Please repeat all of the lines that follow, exactly as written.

Record extracts
• • •
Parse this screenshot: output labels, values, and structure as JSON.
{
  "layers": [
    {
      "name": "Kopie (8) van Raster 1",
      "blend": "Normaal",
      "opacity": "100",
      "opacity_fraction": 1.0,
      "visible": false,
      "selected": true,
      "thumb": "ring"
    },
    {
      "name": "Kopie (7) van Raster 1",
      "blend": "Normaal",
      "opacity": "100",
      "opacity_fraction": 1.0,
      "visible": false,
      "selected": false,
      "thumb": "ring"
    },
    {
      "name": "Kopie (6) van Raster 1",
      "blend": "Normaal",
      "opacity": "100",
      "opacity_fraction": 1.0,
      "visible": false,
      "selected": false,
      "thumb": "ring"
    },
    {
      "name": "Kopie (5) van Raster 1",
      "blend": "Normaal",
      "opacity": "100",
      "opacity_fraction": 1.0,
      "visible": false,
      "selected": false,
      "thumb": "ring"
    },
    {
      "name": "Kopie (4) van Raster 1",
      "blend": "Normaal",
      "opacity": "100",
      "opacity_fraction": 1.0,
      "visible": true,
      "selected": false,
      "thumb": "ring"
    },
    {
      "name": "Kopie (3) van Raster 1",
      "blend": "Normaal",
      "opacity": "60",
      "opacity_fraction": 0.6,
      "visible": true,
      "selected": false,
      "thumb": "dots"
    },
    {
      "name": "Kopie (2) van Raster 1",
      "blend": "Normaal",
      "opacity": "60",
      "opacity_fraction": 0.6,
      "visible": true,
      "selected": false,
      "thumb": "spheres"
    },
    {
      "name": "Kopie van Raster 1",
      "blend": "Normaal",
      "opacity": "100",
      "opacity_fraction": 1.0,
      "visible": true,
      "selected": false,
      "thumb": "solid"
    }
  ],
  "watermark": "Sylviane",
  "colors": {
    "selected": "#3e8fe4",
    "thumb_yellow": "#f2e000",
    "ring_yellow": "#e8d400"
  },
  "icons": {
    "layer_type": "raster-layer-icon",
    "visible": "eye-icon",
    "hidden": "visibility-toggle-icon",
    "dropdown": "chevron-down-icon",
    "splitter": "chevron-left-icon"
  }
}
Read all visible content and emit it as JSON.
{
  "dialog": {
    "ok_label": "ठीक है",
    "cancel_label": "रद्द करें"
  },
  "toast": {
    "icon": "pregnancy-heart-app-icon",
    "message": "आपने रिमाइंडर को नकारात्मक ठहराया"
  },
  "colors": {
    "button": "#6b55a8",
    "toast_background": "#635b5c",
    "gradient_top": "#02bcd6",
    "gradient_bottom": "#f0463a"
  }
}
• • •
Task response
Parse this screenshot: output labels, values, and structure as JSON.
{
  "layers": [
    {
      "name": "Kopie (8) van Raster 1",
      "blend": "Normaal",
      "opacity": "100",
      "opacity_fraction": 1.0,
      "visible": false,
      "selected": true,
      "thumb": "ring"
    },
    {
      "name": "Kopie (7) van Raster 1",
      "blend": "Normaal",
      "opacity": "100",
      "opacity_fraction": 1.0,
      "visible": false,
      "selected": false,
      "thumb": "ring"
    },
    {
      "name": "Kopie (6) van Raster 1",
      "blend": "Normaal",
      "opacity": "100",
      "opacity_fraction": 1.0,
      "visible": false,
      "selected": false,
      "thumb": "ring"
    },
    {
      "name": "Kopie (5) van Raster 1",
      "blend": "Normaal",
      "opacity": "100",
      "opacity_fraction": 1.0,
      "visible": false,
      "selected": false,
      "thumb": "ring"
    },
    {
      "name": "Kopie (4) van Raster 1",
      "blend": "Normaal",
      "opacity": "100",
      "opacity_fraction": 1.0,
      "visible": true,
      "selected": false,
      "thumb": "ring"
    },
    {
      "name": "Kopie (3) van Raster 1",
      "blend": "Normaal",
      "opacity": "60",
      "opacity_fraction": 0.6,
      "visible": true,
      "selected": false,
      "thumb": "dots"
    },
    {
      "name": "Kopie (2) van Raster 1",
      "blend": "Normaal",
      "opacity": "60",
      "opacity_fraction": 0.6,
      "visible": true,
      "selected": false,
      "thumb": "spheres"
    },
    {
      "name": "Kopie van Raster 1",
      "blend": "Normaal",
      "opacity": "100",
      "opacity_fraction": 1.0,
      "visible": true,
      "selected": false,
      "thumb": "solid"
    }
  ],
  "watermark": "Sylviane",
  "colors": {
    "selected": "#3e8fe4",
    "thumb_yellow": "#f2e000",
    "ring_yellow": "#e8d400"
  },
  "icons": {
    "layer_type": "raster-layer-icon",
    "visible": "eye-icon",
    "hidden": "visibility-toggle-icon",
    "dropdown": "chevron-down-icon",
    "splitter": "chevron-left-icon"
  }
}
Read all visible content and emit it as JSON.
{
  "dialog": {
    "ok_label": "ठीक है",
    "cancel_label": "रद्द करें"
  },
  "toast": {
    "icon": "pregnancy-heart-app-icon",
    "message": "आपने रिमाइंडर को नकारात्मक ठहराया"
  },
  "colors": {
    "button": "#6b55a8",
    "toast_background": "#635b5c",
    "gradient_top": "#02bcd6",
    "gradient_bottom": "#f0463a"
  }
}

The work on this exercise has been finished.